DIRECTIVE >> Reproduce each line of the data below verbatim.

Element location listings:
_____

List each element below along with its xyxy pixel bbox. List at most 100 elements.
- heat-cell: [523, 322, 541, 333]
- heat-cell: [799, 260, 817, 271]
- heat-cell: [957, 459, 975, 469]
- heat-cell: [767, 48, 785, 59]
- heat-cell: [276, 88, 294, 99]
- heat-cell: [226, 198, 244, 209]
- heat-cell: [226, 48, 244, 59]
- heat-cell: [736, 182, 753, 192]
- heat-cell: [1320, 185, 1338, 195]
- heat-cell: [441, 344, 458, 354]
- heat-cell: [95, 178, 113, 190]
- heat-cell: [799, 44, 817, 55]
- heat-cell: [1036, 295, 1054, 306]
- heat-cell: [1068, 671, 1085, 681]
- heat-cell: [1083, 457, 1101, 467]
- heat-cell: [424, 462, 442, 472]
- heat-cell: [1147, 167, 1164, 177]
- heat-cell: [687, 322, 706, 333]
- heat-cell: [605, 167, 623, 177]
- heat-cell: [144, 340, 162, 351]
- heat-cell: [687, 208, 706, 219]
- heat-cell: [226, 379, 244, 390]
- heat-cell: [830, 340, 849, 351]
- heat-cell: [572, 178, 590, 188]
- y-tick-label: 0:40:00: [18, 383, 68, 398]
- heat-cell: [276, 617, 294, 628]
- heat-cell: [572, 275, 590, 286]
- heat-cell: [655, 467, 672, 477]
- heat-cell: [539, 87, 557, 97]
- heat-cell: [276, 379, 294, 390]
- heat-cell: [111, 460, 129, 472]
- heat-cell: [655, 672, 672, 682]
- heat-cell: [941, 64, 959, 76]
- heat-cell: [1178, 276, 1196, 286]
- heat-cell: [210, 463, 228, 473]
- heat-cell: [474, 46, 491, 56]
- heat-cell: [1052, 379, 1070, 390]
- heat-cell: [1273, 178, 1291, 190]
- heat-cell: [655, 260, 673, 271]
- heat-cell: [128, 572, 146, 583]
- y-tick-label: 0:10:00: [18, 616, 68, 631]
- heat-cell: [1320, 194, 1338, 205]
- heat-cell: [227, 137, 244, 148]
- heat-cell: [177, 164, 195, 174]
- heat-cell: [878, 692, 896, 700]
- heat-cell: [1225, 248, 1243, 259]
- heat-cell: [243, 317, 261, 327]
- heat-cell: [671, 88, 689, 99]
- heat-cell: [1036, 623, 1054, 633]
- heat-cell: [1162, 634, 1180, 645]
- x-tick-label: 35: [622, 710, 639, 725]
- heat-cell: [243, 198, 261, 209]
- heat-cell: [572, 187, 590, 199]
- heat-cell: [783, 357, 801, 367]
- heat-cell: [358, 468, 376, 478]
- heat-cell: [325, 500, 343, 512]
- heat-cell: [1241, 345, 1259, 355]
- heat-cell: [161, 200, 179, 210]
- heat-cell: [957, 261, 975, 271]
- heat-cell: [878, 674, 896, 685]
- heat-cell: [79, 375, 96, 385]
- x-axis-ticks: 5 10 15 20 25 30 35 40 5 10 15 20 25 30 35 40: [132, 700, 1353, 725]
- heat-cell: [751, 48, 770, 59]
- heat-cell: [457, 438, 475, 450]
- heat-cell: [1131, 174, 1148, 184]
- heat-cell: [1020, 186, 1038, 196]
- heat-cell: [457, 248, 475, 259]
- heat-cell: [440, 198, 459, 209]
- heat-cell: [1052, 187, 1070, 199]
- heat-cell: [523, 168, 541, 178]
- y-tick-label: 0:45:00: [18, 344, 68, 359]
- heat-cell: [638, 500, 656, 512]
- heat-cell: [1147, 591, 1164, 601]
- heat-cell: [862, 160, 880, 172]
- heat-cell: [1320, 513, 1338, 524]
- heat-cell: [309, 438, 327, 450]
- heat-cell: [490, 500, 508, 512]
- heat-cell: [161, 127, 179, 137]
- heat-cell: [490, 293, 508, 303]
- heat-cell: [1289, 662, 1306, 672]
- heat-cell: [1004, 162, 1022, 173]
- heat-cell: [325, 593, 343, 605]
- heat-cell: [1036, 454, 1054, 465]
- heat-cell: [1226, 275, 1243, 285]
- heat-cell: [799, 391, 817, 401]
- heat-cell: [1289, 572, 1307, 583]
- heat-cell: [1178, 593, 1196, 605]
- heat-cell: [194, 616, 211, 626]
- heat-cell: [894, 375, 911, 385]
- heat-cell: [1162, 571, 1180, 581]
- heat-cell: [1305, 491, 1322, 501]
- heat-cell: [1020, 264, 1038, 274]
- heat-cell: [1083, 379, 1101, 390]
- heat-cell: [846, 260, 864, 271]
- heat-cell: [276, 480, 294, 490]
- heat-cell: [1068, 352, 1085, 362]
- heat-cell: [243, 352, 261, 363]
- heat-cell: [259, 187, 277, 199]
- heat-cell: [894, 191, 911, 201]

_____

RESULT FOR THIS TASK >>
List each element below along with its xyxy pixel bbox. List at most 100 elements.
- heat-cell: [523, 322, 541, 333]
- heat-cell: [799, 260, 817, 271]
- heat-cell: [957, 459, 975, 469]
- heat-cell: [767, 48, 785, 59]
- heat-cell: [276, 88, 294, 99]
- heat-cell: [226, 198, 244, 209]
- heat-cell: [226, 48, 244, 59]
- heat-cell: [736, 182, 753, 192]
- heat-cell: [1320, 185, 1338, 195]
- heat-cell: [441, 344, 458, 354]
- heat-cell: [95, 178, 113, 190]
- heat-cell: [799, 44, 817, 55]
- heat-cell: [1036, 295, 1054, 306]
- heat-cell: [1068, 671, 1085, 681]
- heat-cell: [1083, 457, 1101, 467]
- heat-cell: [424, 462, 442, 472]
- heat-cell: [1147, 167, 1164, 177]
- heat-cell: [687, 322, 706, 333]
- heat-cell: [605, 167, 623, 177]
- heat-cell: [144, 340, 162, 351]
- heat-cell: [687, 208, 706, 219]
- heat-cell: [226, 379, 244, 390]
- heat-cell: [830, 340, 849, 351]
- heat-cell: [572, 178, 590, 188]
- y-tick-label: 0:40:00: [18, 383, 68, 398]
- heat-cell: [276, 617, 294, 628]
- heat-cell: [572, 275, 590, 286]
- heat-cell: [655, 467, 672, 477]
- heat-cell: [539, 87, 557, 97]
- heat-cell: [276, 379, 294, 390]
- heat-cell: [111, 460, 129, 472]
- heat-cell: [655, 672, 672, 682]
- heat-cell: [941, 64, 959, 76]
- heat-cell: [1178, 276, 1196, 286]
- heat-cell: [210, 463, 228, 473]
- heat-cell: [474, 46, 491, 56]
- heat-cell: [1052, 379, 1070, 390]
- heat-cell: [1273, 178, 1291, 190]
- heat-cell: [655, 260, 673, 271]
- heat-cell: [128, 572, 146, 583]
- y-tick-label: 0:10:00: [18, 616, 68, 631]
- heat-cell: [1320, 194, 1338, 205]
- heat-cell: [227, 137, 244, 148]
- heat-cell: [177, 164, 195, 174]
- heat-cell: [878, 692, 896, 700]
- heat-cell: [1225, 248, 1243, 259]
- heat-cell: [243, 317, 261, 327]
- heat-cell: [671, 88, 689, 99]
- heat-cell: [1036, 623, 1054, 633]
- heat-cell: [1162, 634, 1180, 645]
- x-tick-label: 35: [622, 710, 639, 725]
- heat-cell: [243, 198, 261, 209]
- heat-cell: [572, 187, 590, 199]
- heat-cell: [783, 357, 801, 367]
- heat-cell: [358, 468, 376, 478]
- heat-cell: [325, 500, 343, 512]
- heat-cell: [1241, 345, 1259, 355]
- heat-cell: [161, 200, 179, 210]
- heat-cell: [957, 261, 975, 271]
- heat-cell: [878, 674, 896, 685]
- heat-cell: [79, 375, 96, 385]
- x-axis-ticks: 5 10 15 20 25 30 35 40 5 10 15 20 25 30 35 40: [132, 700, 1353, 725]
- heat-cell: [751, 48, 770, 59]
- heat-cell: [457, 438, 475, 450]
- heat-cell: [1131, 174, 1148, 184]
- heat-cell: [1020, 186, 1038, 196]
- heat-cell: [457, 248, 475, 259]
- heat-cell: [440, 198, 459, 209]
- heat-cell: [1052, 187, 1070, 199]
- heat-cell: [523, 168, 541, 178]
- y-tick-label: 0:45:00: [18, 344, 68, 359]
- heat-cell: [638, 500, 656, 512]
- heat-cell: [1147, 591, 1164, 601]
- heat-cell: [862, 160, 880, 172]
- heat-cell: [1320, 513, 1338, 524]
- heat-cell: [309, 438, 327, 450]
- heat-cell: [490, 500, 508, 512]
- heat-cell: [161, 127, 179, 137]
- heat-cell: [490, 293, 508, 303]
- heat-cell: [1289, 662, 1306, 672]
- heat-cell: [1004, 162, 1022, 173]
- heat-cell: [325, 593, 343, 605]
- heat-cell: [1036, 454, 1054, 465]
- heat-cell: [1226, 275, 1243, 285]
- heat-cell: [799, 391, 817, 401]
- heat-cell: [1289, 572, 1307, 583]
- heat-cell: [1178, 593, 1196, 605]
- heat-cell: [194, 616, 211, 626]
- heat-cell: [894, 375, 911, 385]
- heat-cell: [1162, 571, 1180, 581]
- heat-cell: [1305, 491, 1322, 501]
- heat-cell: [1020, 264, 1038, 274]
- heat-cell: [1083, 379, 1101, 390]
- heat-cell: [846, 260, 864, 271]
- heat-cell: [276, 480, 294, 490]
- heat-cell: [1068, 352, 1085, 362]
- heat-cell: [243, 352, 261, 363]
- heat-cell: [259, 187, 277, 199]
- heat-cell: [894, 191, 911, 201]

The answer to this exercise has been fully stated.